[Collection entries]
BEGIN
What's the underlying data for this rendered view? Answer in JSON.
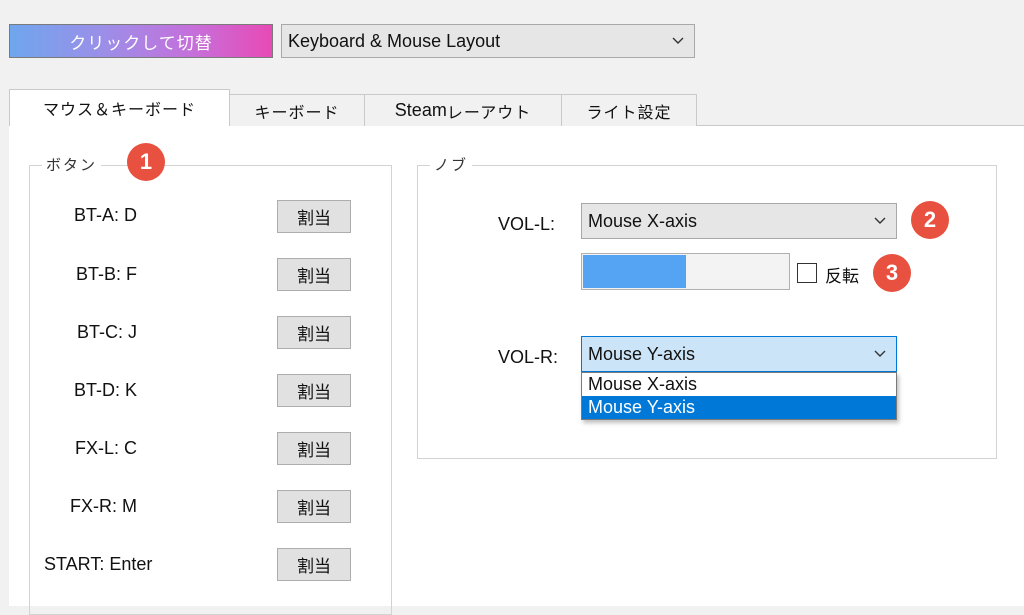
{
  "header": {
    "toggle_label": "クリックして切替",
    "layout_select_value": "Keyboard & Mouse Layout"
  },
  "tabs": [
    {
      "label": "マウス＆キーボード",
      "active": true
    },
    {
      "label": "キーボード",
      "active": false
    },
    {
      "label_latin": "Steam",
      "label": "レーアウト",
      "active": false
    },
    {
      "label": "ライト設定",
      "active": false
    }
  ],
  "buttons_group": {
    "title": "ボタン",
    "assign_label": "割当",
    "rows": [
      {
        "label": "BT-A:",
        "value": "D"
      },
      {
        "label": "BT-B:",
        "value": "F"
      },
      {
        "label": "BT-C:",
        "value": "J"
      },
      {
        "label": "BT-D:",
        "value": "K"
      },
      {
        "label": "FX-L:",
        "value": "C"
      },
      {
        "label": "FX-R:",
        "value": "M"
      },
      {
        "label": "START:",
        "value": "Enter"
      }
    ]
  },
  "knob_group": {
    "title": "ノブ",
    "vol_l": {
      "label": "VOL-L:",
      "value": "Mouse X-axis",
      "level_fraction": 0.5
    },
    "invert_label": "反転",
    "invert_checked": false,
    "vol_r": {
      "label": "VOL-R:",
      "value": "Mouse Y-axis"
    },
    "dropdown_options": [
      "Mouse X-axis",
      "Mouse Y-axis"
    ],
    "dropdown_selected_index": 1
  },
  "badges": [
    "1",
    "2",
    "3"
  ],
  "colors": {
    "badge": "#e8503f",
    "selection": "#0078d7",
    "bar_fill": "#55a4f4"
  }
}
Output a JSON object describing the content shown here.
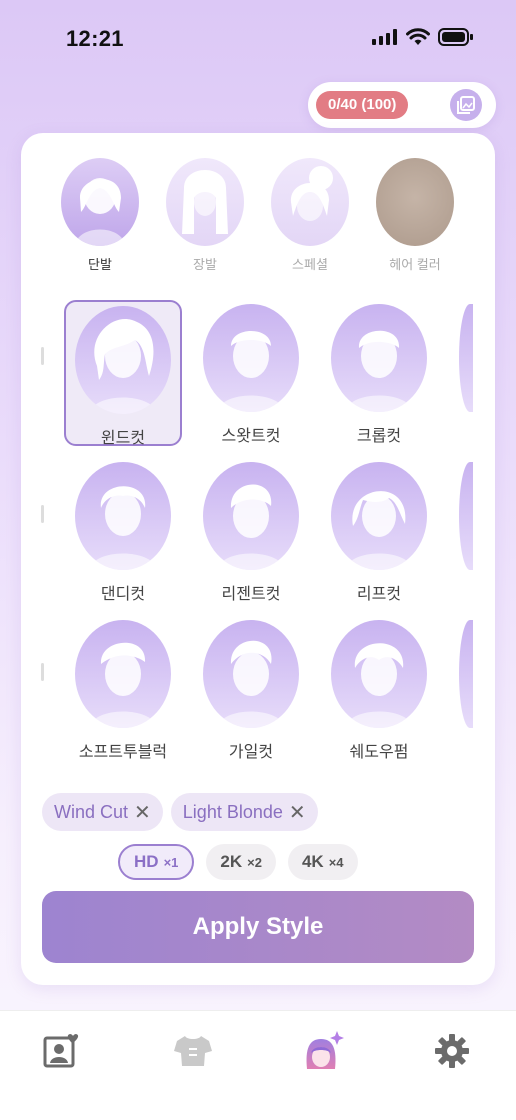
{
  "status": {
    "time": "12:21"
  },
  "credits": {
    "text": "0/40 (100)"
  },
  "categories": [
    {
      "label": "단발"
    },
    {
      "label": "장발"
    },
    {
      "label": "스페셜"
    },
    {
      "label": "헤어 컬러"
    }
  ],
  "styles": [
    {
      "label": "윈드컷"
    },
    {
      "label": "스왓트컷"
    },
    {
      "label": "크롭컷"
    },
    {
      "label": "댄디컷"
    },
    {
      "label": "리젠트컷"
    },
    {
      "label": "리프컷"
    },
    {
      "label": "소프트투블럭"
    },
    {
      "label": "가일컷"
    },
    {
      "label": "쉐도우펌"
    }
  ],
  "selected_chips": [
    {
      "label": "Wind Cut"
    },
    {
      "label": "Light Blonde"
    }
  ],
  "quality": [
    {
      "label": "HD",
      "mult": "×1"
    },
    {
      "label": "2K",
      "mult": "×2"
    },
    {
      "label": "4K",
      "mult": "×4"
    }
  ],
  "apply_label": "Apply Style",
  "colors": {
    "accent": "#9b7fd0",
    "credits_badge": "#e27c84"
  },
  "tabs": [
    "profile-heart-icon",
    "shirt-icon",
    "avatar-sparkle-icon",
    "gear-icon"
  ]
}
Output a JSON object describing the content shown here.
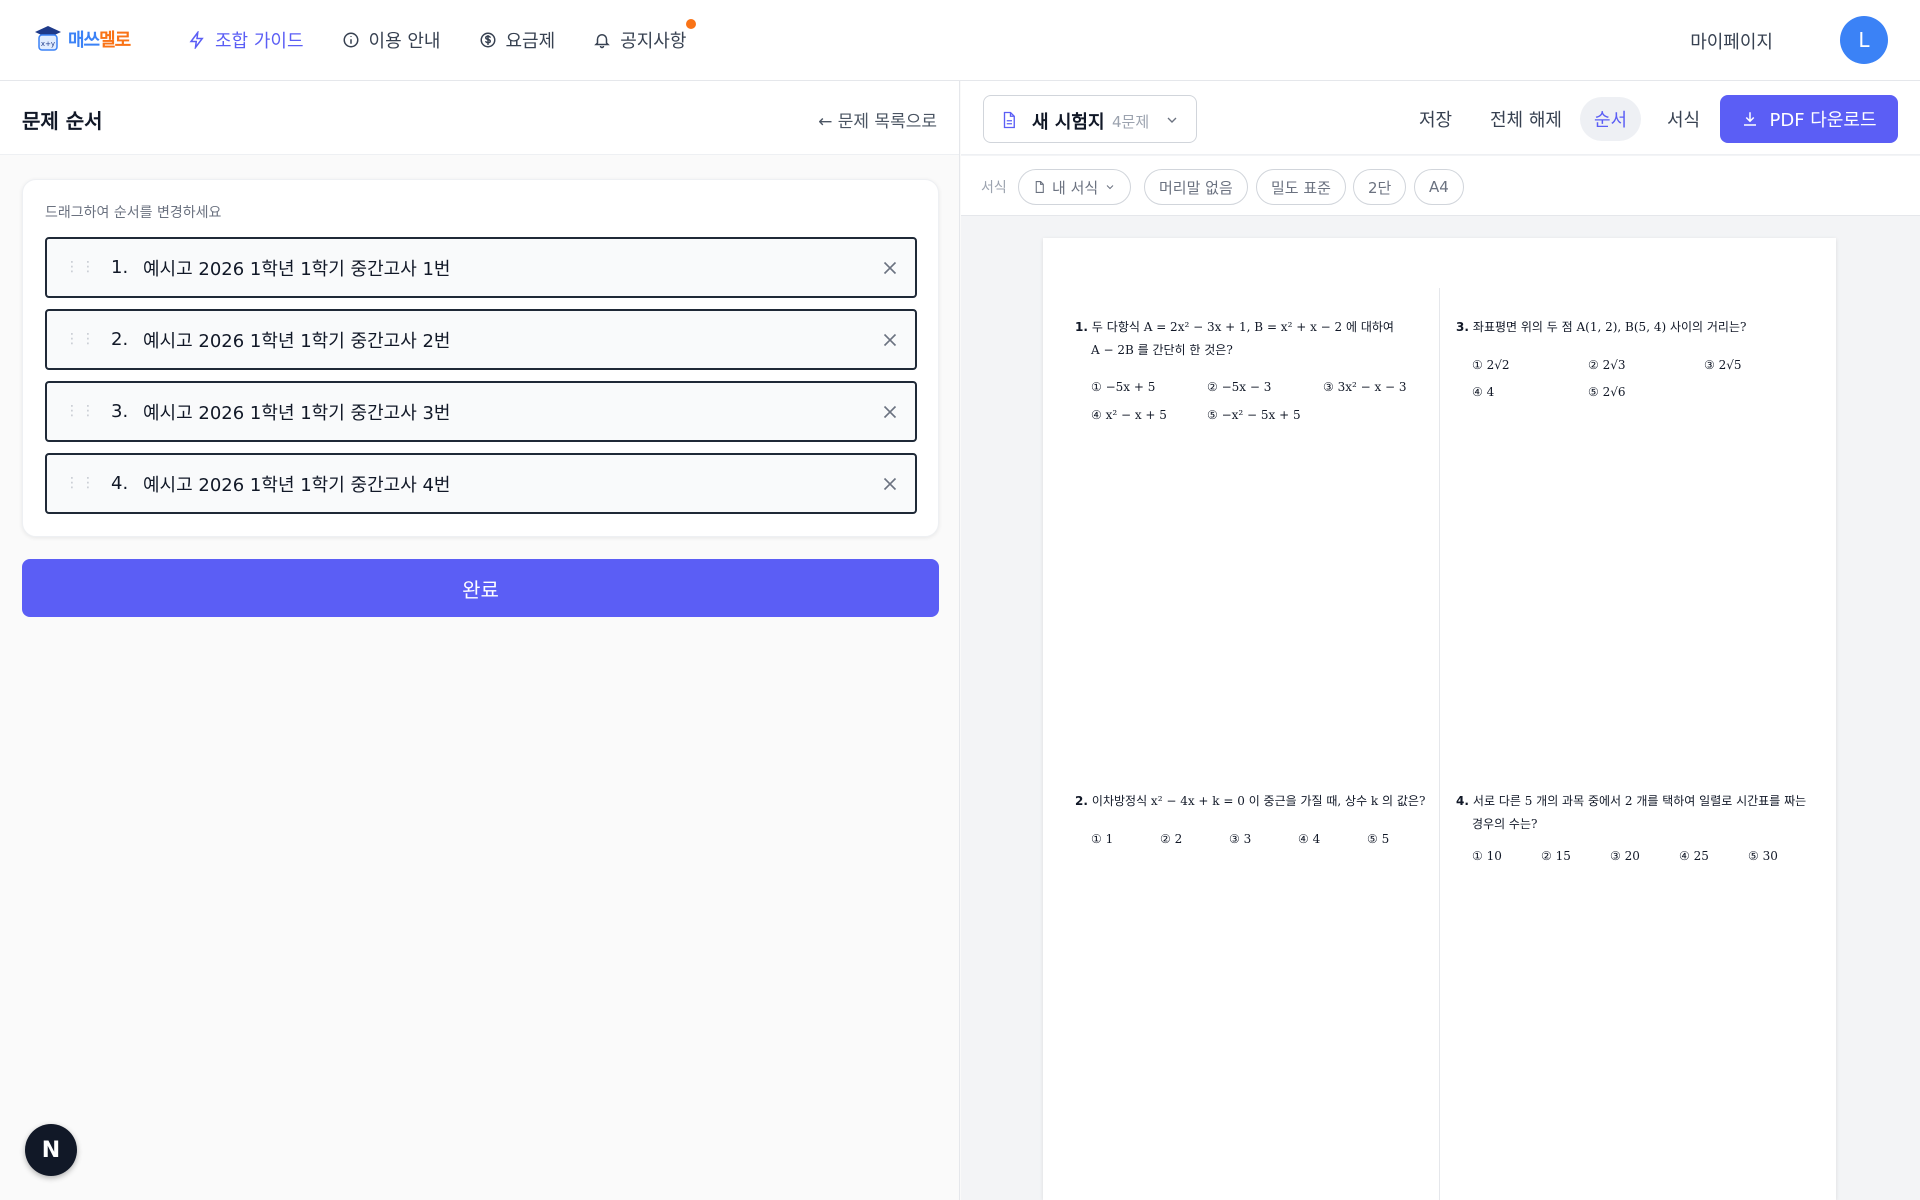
{
  "app": {
    "logo_part1": "매쓰",
    "logo_part2": "멜로"
  },
  "nav": {
    "items": [
      {
        "label": "조합 가이드"
      },
      {
        "label": "이용 안내"
      },
      {
        "label": "요금제"
      },
      {
        "label": "공지사항"
      }
    ],
    "mypage": "마이페이지",
    "avatar_initial": "L"
  },
  "left": {
    "title": "문제 순서",
    "back_link": "← 문제 목록으로",
    "hint": "드래그하여 순서를 변경하세요",
    "rows": [
      {
        "num": "1.",
        "text": "예시고 2026 1학년 1학기 중간고사 1번"
      },
      {
        "num": "2.",
        "text": "예시고 2026 1학년 1학기 중간고사 2번"
      },
      {
        "num": "3.",
        "text": "예시고 2026 1학년 1학기 중간고사 3번"
      },
      {
        "num": "4.",
        "text": "예시고 2026 1학년 1학기 중간고사 4번"
      }
    ],
    "done_button": "완료"
  },
  "toolbar": {
    "exam_title": "새 시험지",
    "exam_count": "4문제",
    "save": "저장",
    "clear_all": "전체 해제",
    "order": "순서",
    "format": "서식",
    "pdf_download": "PDF 다운로드"
  },
  "format_bar": {
    "label": "서식",
    "chips": [
      "내 서식",
      "머리말 없음",
      "밀도 표준",
      "2단",
      "A4"
    ]
  },
  "paper": {
    "q1": {
      "num": "1.",
      "line1": "두 다항식 A = 2x² − 3x + 1, B = x² + x − 2 에 대하여",
      "line2": "A − 2B 를 간단히 한 것은?",
      "choices": [
        "① −5x + 5",
        "② −5x − 3",
        "③ 3x² − x − 3",
        "④ x² − x + 5",
        "⑤ −x² − 5x + 5"
      ]
    },
    "q2": {
      "num": "2.",
      "line1": "이차방정식 x² − 4x + k = 0 이 중근을 가질 때, 상수 k 의 값은?",
      "choices": [
        "① 1",
        "② 2",
        "③ 3",
        "④ 4",
        "⑤ 5"
      ]
    },
    "q3": {
      "num": "3.",
      "line1": "좌표평면 위의 두 점 A(1, 2), B(5, 4) 사이의 거리는?",
      "choices": [
        "① 2√2",
        "② 2√3",
        "③ 2√5",
        "④ 4",
        "⑤ 2√6"
      ]
    },
    "q4": {
      "num": "4.",
      "line1": "서로 다른 5 개의 과목 중에서 2 개를 택하여 일렬로 시간표를 짜는",
      "line2": "경우의 수는?",
      "choices": [
        "① 10",
        "② 15",
        "③ 20",
        "④ 25",
        "⑤ 30"
      ]
    }
  },
  "colors": {
    "accent": "#5b5ef5",
    "notice_dot": "#f97316",
    "avatar": "#3b82f6"
  }
}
END
- [Problem requirements]: Leave out the pictures and reproduce the rest of the listing exactly.

- [Full response]:
What's the underlying data for this rendered view? Answer in JSON.
{
  "header": {
    "toggle_label": "クリックして切替",
    "layout_select_value": "Keyboard & Mouse Layout"
  },
  "tabs": [
    {
      "label": "マウス＆キーボード",
      "active": true
    },
    {
      "label": "キーボード",
      "active": false
    },
    {
      "label_latin": "Steam",
      "label": "レーアウト",
      "active": false
    },
    {
      "label": "ライト設定",
      "active": false
    }
  ],
  "buttons_group": {
    "title": "ボタン",
    "assign_label": "割当",
    "rows": [
      {
        "label": "BT-A:",
        "value": "D"
      },
      {
        "label": "BT-B:",
        "value": "F"
      },
      {
        "label": "BT-C:",
        "value": "J"
      },
      {
        "label": "BT-D:",
        "value": "K"
      },
      {
        "label": "FX-L:",
        "value": "C"
      },
      {
        "label": "FX-R:",
        "value": "M"
      },
      {
        "label": "START:",
        "value": "Enter"
      }
    ]
  },
  "knob_group": {
    "title": "ノブ",
    "vol_l": {
      "label": "VOL-L:",
      "value": "Mouse X-axis",
      "level_fraction": 0.5
    },
    "invert_label": "反転",
    "invert_checked": false,
    "vol_r": {
      "label": "VOL-R:",
      "value": "Mouse Y-axis"
    },
    "dropdown_options": [
      "Mouse X-axis",
      "Mouse Y-axis"
    ],
    "dropdown_selected_index": 1
  },
  "badges": [
    "1",
    "2",
    "3"
  ],
  "colors": {
    "badge": "#e8503f",
    "selection": "#0078d7",
    "bar_fill": "#55a4f4"
  }
}
Output a JSON object describing the content shown here.
{
  "status": {
    "time": "12:21"
  },
  "credits": {
    "text": "0/40 (100)"
  },
  "categories": [
    {
      "label": "단발"
    },
    {
      "label": "장발"
    },
    {
      "label": "스페셜"
    },
    {
      "label": "헤어 컬러"
    }
  ],
  "styles": [
    {
      "label": "윈드컷"
    },
    {
      "label": "스왓트컷"
    },
    {
      "label": "크롭컷"
    },
    {
      "label": "댄디컷"
    },
    {
      "label": "리젠트컷"
    },
    {
      "label": "리프컷"
    },
    {
      "label": "소프트투블럭"
    },
    {
      "label": "가일컷"
    },
    {
      "label": "쉐도우펌"
    }
  ],
  "selected_chips": [
    {
      "label": "Wind Cut"
    },
    {
      "label": "Light Blonde"
    }
  ],
  "quality": [
    {
      "label": "HD",
      "mult": "×1"
    },
    {
      "label": "2K",
      "mult": "×2"
    },
    {
      "label": "4K",
      "mult": "×4"
    }
  ],
  "apply_label": "Apply Style",
  "colors": {
    "accent": "#9b7fd0",
    "credits_badge": "#e27c84"
  },
  "tabs": [
    "profile-heart-icon",
    "shirt-icon",
    "avatar-sparkle-icon",
    "gear-icon"
  ]
}
Output a JSON object describing the content shown here.
{
  "app": {
    "logo_part1": "매쓰",
    "logo_part2": "멜로"
  },
  "nav": {
    "items": [
      {
        "label": "조합 가이드"
      },
      {
        "label": "이용 안내"
      },
      {
        "label": "요금제"
      },
      {
        "label": "공지사항"
      }
    ],
    "mypage": "마이페이지",
    "avatar_initial": "L"
  },
  "left": {
    "title": "문제 순서",
    "back_link": "← 문제 목록으로",
    "hint": "드래그하여 순서를 변경하세요",
    "rows": [
      {
        "num": "1.",
        "text": "예시고 2026 1학년 1학기 중간고사 1번"
      },
      {
        "num": "2.",
        "text": "예시고 2026 1학년 1학기 중간고사 2번"
      },
      {
        "num": "3.",
        "text": "예시고 2026 1학년 1학기 중간고사 3번"
      },
      {
        "num": "4.",
        "text": "예시고 2026 1학년 1학기 중간고사 4번"
      }
    ],
    "done_button": "완료"
  },
  "toolbar": {
    "exam_title": "새 시험지",
    "exam_count": "4문제",
    "save": "저장",
    "clear_all": "전체 해제",
    "order": "순서",
    "format": "서식",
    "pdf_download": "PDF 다운로드"
  },
  "format_bar": {
    "label": "서식",
    "chips": [
      "내 서식",
      "머리말 없음",
      "밀도 표준",
      "2단",
      "A4"
    ]
  },
  "paper": {
    "q1": {
      "num": "1.",
      "line1": "두 다항식 A = 2x² − 3x + 1, B = x² + x − 2 에 대하여",
      "line2": "A − 2B 를 간단히 한 것은?",
      "choices": [
        "① −5x + 5",
        "② −5x − 3",
        "③ 3x² − x − 3",
        "④ x² − x + 5",
        "⑤ −x² − 5x + 5"
      ]
    },
    "q2": {
      "num": "2.",
      "line1": "이차방정식 x² − 4x + k = 0 이 중근을 가질 때, 상수 k 의 값은?",
      "choices": [
        "① 1",
        "② 2",
        "③ 3",
        "④ 4",
        "⑤ 5"
      ]
    },
    "q3": {
      "num": "3.",
      "line1": "좌표평면 위의 두 점 A(1, 2), B(5, 4) 사이의 거리는?",
      "choices": [
        "① 2√2",
        "② 2√3",
        "③ 2√5",
        "④ 4",
        "⑤ 2√6"
      ]
    },
    "q4": {
      "num": "4.",
      "line1": "서로 다른 5 개의 과목 중에서 2 개를 택하여 일렬로 시간표를 짜는",
      "line2": "경우의 수는?",
      "choices": [
        "① 10",
        "② 15",
        "③ 20",
        "④ 25",
        "⑤ 30"
      ]
    }
  },
  "colors": {
    "accent": "#5b5ef5",
    "notice_dot": "#f97316",
    "avatar": "#3b82f6"
  }
}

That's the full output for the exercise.